Items from a data source:

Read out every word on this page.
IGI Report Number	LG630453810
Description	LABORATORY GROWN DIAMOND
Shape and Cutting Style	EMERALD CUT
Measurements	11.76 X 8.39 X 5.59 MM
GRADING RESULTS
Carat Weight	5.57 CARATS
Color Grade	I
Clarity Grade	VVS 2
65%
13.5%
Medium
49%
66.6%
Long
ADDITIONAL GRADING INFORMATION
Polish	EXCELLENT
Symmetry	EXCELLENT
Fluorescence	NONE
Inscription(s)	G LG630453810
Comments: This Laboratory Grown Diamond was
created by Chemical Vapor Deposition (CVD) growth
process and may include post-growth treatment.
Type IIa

The problem. State how many lines include the string "growth", and nothing more.

Solution. 2